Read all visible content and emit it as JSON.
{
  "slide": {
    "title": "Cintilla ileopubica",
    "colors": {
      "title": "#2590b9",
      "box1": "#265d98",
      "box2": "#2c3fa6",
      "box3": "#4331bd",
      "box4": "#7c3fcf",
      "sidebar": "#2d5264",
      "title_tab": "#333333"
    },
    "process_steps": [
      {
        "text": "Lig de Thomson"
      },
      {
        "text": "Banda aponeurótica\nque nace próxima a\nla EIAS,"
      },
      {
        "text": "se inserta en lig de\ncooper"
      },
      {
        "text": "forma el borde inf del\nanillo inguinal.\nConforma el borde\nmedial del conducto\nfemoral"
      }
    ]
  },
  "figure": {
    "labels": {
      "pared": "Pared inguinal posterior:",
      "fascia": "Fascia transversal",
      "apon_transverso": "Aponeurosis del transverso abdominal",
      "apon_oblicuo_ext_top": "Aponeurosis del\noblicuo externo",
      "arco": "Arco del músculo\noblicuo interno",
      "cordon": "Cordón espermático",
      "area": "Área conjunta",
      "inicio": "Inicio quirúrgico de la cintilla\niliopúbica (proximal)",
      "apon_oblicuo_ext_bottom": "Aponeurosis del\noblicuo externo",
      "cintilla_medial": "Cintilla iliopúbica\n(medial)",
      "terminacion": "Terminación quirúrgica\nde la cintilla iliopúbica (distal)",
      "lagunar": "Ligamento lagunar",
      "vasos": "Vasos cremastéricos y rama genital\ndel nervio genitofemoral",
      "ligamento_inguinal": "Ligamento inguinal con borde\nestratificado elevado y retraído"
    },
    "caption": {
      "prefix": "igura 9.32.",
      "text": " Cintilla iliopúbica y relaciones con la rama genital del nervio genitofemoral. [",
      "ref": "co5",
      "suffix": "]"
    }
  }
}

▸ **TASK GOAL**
Search the lines above for the string "genital", then show every one that has it.

▸ **RIGHT ANSWER**
      "vasos": "Vasos cremastéricos y rama genital\ndel nervio genitofemoral",
      "text": " Cintilla iliopúbica y relaciones con la rama genital del nervio genitofemoral. [",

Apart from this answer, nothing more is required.